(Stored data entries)
---------------
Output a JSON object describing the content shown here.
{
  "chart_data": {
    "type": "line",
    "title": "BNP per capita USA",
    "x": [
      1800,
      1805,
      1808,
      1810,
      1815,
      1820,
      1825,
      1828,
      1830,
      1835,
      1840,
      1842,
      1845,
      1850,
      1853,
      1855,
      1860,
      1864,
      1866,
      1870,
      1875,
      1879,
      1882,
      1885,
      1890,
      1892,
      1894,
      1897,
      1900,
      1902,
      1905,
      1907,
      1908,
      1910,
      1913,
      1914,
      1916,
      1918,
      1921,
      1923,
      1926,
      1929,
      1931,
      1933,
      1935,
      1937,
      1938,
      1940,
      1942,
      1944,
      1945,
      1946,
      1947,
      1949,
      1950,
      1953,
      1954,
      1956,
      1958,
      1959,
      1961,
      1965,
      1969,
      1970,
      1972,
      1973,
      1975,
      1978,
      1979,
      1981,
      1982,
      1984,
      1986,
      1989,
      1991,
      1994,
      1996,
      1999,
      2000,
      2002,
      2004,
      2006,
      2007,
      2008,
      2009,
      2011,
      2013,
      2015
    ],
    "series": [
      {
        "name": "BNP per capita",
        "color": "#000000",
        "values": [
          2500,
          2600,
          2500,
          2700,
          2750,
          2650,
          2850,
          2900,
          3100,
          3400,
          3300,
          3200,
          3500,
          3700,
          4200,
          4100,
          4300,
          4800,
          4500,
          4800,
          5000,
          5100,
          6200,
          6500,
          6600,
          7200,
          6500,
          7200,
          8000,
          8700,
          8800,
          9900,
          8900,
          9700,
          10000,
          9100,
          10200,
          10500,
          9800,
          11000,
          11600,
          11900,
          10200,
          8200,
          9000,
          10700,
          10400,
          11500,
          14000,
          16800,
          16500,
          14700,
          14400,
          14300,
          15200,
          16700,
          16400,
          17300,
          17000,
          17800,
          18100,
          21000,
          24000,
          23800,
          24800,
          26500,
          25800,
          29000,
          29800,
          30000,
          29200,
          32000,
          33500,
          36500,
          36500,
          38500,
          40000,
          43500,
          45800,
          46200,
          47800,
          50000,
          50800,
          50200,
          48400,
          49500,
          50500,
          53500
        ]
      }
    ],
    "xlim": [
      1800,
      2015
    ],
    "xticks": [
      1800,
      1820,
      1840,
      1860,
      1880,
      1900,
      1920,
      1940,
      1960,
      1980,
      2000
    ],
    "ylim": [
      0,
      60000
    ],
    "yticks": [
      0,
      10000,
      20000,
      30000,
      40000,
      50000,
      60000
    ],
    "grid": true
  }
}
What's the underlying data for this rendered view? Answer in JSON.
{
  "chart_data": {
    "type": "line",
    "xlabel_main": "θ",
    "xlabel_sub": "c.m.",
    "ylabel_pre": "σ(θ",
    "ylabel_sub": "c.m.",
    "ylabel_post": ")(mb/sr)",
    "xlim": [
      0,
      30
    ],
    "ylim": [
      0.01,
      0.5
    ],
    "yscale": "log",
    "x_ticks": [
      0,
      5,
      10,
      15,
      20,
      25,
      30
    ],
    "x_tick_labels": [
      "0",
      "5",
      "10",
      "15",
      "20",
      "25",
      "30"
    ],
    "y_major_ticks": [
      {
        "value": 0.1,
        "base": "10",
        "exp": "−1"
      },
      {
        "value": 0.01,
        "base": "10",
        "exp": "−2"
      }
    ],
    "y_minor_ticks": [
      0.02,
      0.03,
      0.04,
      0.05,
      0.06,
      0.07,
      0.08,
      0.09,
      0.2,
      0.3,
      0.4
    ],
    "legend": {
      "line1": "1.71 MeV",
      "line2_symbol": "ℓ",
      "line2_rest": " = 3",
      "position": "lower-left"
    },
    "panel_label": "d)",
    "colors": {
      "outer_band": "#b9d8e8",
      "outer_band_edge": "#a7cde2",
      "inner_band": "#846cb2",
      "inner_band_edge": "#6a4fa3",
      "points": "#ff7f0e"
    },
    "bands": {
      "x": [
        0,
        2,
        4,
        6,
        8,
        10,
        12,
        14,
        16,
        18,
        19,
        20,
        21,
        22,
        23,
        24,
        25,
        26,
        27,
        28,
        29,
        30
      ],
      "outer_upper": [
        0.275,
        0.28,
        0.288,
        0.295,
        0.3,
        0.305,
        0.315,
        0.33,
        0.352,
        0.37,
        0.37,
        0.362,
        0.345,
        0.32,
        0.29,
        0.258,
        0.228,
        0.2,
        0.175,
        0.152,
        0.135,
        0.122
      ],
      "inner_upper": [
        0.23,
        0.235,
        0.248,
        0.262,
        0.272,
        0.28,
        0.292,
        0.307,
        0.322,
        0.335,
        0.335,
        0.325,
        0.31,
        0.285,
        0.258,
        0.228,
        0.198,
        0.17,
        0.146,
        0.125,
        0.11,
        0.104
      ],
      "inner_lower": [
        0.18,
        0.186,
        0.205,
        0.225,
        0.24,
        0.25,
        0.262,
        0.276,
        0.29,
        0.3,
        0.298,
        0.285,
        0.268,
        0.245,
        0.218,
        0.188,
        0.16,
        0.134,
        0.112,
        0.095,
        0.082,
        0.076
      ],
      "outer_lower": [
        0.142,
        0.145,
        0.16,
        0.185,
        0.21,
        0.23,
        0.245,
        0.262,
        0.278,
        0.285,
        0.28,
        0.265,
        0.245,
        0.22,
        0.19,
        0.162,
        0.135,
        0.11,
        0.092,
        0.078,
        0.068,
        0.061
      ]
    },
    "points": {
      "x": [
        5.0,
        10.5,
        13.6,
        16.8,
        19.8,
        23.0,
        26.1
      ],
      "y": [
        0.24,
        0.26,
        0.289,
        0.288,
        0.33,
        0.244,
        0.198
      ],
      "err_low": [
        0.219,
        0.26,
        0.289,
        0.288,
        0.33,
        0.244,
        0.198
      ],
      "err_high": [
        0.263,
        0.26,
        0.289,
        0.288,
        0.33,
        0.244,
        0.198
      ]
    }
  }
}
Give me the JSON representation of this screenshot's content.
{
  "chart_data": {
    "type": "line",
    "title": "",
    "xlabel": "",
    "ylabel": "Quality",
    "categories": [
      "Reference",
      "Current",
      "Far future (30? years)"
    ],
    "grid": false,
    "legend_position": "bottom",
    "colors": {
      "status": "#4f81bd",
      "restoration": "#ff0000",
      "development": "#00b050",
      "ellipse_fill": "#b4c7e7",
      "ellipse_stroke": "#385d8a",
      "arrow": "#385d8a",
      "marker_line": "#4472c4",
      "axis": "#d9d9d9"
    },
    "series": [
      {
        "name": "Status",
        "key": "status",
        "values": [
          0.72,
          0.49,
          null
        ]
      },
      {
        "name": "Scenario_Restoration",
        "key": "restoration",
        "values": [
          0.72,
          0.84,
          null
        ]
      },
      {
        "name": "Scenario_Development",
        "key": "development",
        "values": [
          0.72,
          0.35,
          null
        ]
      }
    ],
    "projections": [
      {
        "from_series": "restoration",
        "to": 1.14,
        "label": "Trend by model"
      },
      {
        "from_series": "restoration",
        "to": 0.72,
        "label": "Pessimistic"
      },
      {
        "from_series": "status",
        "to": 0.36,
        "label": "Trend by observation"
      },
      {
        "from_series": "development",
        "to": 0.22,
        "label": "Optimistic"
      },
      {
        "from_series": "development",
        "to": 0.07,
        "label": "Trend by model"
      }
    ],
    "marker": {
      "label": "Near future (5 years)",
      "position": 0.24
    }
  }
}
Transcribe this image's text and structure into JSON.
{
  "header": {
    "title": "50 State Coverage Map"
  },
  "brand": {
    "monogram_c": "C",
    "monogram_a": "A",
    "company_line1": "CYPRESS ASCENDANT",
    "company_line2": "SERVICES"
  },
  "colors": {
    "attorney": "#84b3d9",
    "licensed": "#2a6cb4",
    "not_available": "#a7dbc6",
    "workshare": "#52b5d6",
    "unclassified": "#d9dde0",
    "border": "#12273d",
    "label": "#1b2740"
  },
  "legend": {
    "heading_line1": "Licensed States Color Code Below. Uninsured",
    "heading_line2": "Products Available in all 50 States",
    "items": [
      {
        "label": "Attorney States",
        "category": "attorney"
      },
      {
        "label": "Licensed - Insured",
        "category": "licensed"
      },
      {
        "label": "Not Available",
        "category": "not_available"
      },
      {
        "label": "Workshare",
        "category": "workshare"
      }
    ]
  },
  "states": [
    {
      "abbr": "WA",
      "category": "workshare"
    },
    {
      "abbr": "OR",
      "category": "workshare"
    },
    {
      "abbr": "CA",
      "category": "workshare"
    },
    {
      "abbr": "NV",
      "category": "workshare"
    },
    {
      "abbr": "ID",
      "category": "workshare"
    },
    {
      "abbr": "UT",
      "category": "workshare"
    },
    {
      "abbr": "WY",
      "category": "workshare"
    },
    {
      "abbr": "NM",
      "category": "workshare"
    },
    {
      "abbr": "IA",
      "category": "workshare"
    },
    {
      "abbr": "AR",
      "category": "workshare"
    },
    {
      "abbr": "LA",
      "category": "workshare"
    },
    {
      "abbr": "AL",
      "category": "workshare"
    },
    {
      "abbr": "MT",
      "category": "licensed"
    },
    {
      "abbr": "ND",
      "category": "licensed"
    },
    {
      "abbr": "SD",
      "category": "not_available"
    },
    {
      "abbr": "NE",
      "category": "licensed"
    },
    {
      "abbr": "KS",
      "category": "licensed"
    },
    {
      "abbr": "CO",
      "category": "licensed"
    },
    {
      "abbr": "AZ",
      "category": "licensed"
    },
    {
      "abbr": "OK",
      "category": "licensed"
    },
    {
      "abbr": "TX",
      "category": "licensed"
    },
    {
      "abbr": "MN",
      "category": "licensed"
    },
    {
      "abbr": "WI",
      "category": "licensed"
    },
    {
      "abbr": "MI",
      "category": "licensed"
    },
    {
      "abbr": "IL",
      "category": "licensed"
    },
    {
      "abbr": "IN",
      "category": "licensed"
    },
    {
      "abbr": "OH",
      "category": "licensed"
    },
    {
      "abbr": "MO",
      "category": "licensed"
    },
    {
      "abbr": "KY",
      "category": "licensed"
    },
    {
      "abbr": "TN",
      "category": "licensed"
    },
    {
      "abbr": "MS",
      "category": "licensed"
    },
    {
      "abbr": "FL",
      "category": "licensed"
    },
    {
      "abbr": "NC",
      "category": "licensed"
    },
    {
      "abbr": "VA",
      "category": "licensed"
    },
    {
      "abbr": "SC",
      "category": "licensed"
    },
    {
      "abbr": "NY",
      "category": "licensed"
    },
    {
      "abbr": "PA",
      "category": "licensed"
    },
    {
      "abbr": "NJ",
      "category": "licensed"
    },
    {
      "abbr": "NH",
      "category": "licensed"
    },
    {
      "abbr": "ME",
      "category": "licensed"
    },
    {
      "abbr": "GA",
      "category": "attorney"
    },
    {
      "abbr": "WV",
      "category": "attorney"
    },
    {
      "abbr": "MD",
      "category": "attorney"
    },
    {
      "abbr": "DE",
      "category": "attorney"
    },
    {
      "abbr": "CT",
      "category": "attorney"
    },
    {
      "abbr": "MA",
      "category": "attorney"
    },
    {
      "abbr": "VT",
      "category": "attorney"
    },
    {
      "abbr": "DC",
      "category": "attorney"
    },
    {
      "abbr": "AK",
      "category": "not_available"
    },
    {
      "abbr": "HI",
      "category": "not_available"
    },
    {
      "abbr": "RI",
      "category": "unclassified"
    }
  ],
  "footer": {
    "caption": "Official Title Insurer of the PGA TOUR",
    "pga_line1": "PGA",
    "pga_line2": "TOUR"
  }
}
---------------
* What this task involves
Pick out and copy the lines of the entries that hold the string "years".

* Exercise answer
      "Far future (30? years)"
      "label": "Near future (5 years)",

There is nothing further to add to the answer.